* **Task brief**:
Pull out every line from the listing that has the word "document".

* **Input material**:
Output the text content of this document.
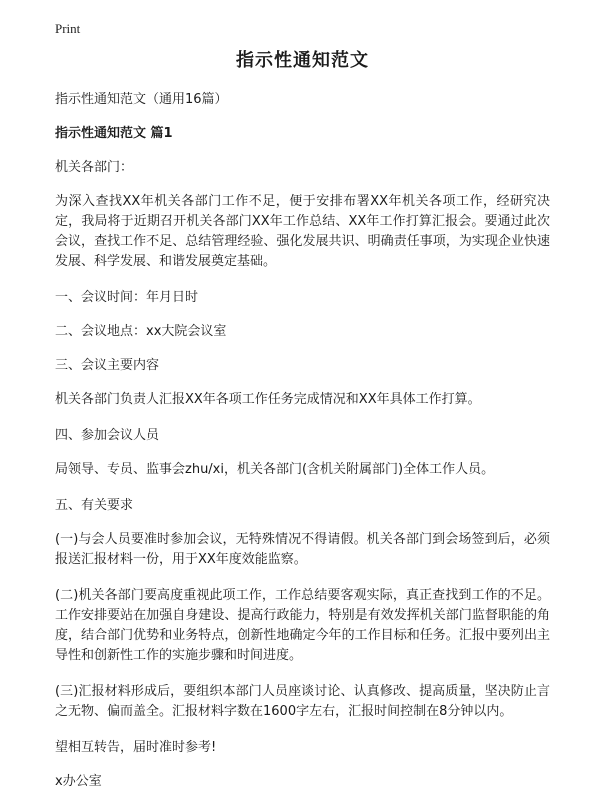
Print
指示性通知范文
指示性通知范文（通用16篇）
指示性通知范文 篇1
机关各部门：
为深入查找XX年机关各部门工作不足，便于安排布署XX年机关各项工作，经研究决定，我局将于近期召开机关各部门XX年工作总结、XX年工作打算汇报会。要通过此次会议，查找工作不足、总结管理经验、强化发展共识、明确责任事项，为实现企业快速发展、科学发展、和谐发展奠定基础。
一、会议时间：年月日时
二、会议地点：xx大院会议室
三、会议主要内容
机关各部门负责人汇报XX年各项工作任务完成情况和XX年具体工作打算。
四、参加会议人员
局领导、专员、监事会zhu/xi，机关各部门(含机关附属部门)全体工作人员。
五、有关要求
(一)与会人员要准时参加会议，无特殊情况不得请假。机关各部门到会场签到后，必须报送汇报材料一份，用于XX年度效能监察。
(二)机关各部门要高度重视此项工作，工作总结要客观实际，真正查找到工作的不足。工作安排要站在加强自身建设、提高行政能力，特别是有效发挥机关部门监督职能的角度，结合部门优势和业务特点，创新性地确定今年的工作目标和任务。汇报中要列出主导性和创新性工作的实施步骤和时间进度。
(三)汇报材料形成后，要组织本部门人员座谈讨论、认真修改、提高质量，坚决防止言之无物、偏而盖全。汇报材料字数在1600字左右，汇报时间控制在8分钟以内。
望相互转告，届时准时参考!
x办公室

...

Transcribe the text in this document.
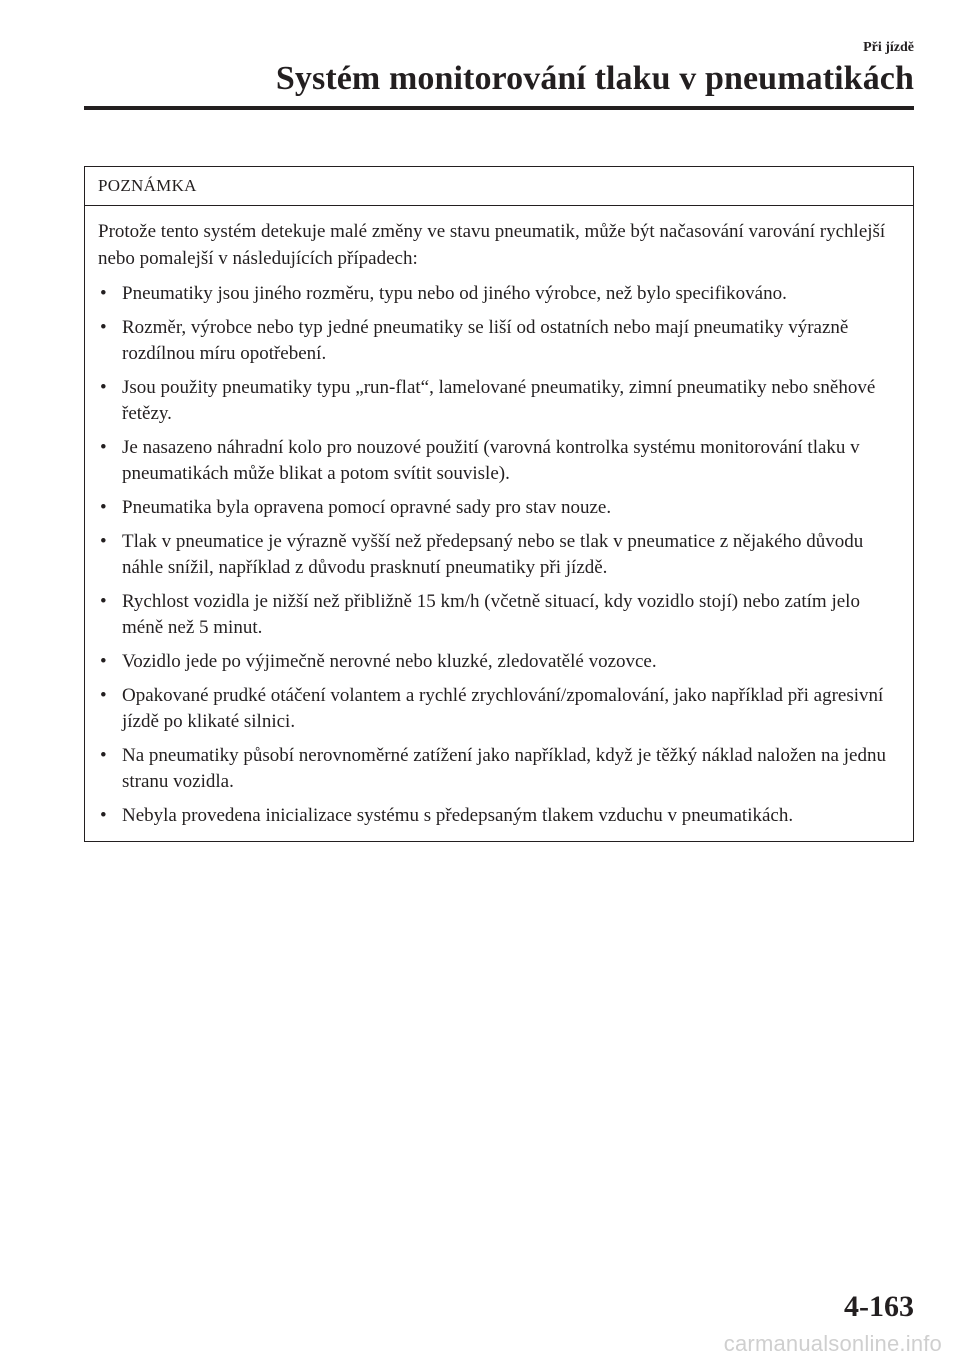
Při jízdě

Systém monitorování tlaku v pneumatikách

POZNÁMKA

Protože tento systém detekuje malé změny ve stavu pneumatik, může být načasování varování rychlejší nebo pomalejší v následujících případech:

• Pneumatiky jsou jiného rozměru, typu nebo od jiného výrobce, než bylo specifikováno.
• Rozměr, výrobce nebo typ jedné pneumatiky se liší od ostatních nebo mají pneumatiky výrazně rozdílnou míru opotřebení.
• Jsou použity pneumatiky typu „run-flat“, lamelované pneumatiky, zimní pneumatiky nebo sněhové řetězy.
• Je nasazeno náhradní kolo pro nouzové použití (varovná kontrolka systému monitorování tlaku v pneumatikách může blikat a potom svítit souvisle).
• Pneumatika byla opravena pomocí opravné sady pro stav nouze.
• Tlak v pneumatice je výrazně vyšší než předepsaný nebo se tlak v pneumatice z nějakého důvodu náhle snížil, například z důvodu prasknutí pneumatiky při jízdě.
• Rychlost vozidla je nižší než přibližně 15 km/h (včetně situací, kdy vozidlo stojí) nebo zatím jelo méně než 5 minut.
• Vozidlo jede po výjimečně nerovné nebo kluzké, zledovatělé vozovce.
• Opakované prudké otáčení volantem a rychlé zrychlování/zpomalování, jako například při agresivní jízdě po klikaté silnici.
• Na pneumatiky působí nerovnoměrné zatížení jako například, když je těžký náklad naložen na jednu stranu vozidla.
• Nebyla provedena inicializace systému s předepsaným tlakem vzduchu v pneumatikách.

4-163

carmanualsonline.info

==

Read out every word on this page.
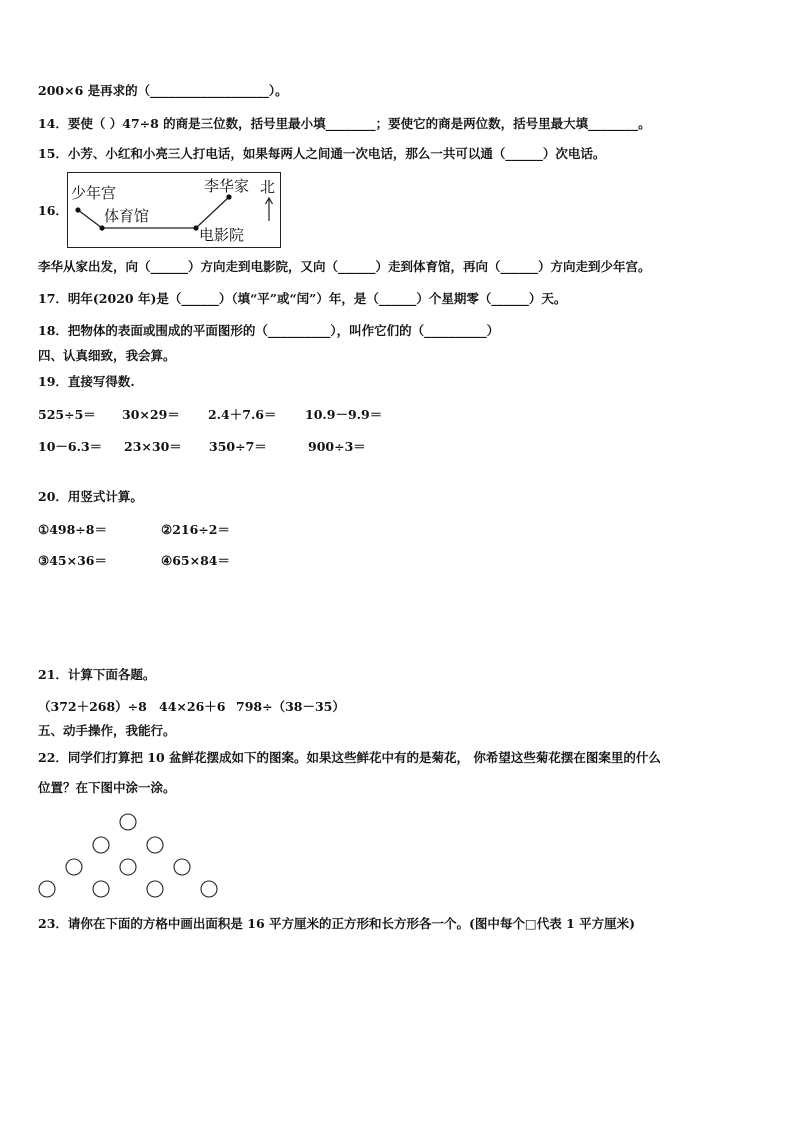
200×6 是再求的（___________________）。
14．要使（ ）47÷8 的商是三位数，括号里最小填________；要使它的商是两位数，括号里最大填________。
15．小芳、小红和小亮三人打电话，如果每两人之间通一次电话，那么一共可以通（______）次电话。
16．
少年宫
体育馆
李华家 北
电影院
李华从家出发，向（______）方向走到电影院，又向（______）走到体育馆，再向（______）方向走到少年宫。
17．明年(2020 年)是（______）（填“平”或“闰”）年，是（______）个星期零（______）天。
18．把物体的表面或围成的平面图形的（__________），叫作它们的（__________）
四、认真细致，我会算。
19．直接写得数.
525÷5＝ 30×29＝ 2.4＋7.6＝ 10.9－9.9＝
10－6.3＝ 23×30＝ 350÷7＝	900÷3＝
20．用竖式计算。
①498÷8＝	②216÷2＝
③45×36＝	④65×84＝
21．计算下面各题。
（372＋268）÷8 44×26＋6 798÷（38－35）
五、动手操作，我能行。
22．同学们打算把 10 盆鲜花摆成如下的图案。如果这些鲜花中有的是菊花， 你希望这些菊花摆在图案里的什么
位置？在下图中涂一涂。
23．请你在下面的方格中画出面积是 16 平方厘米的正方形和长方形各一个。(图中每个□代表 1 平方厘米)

* **Complete response**:
Output the text content of this document.
Transcribe the text in this document.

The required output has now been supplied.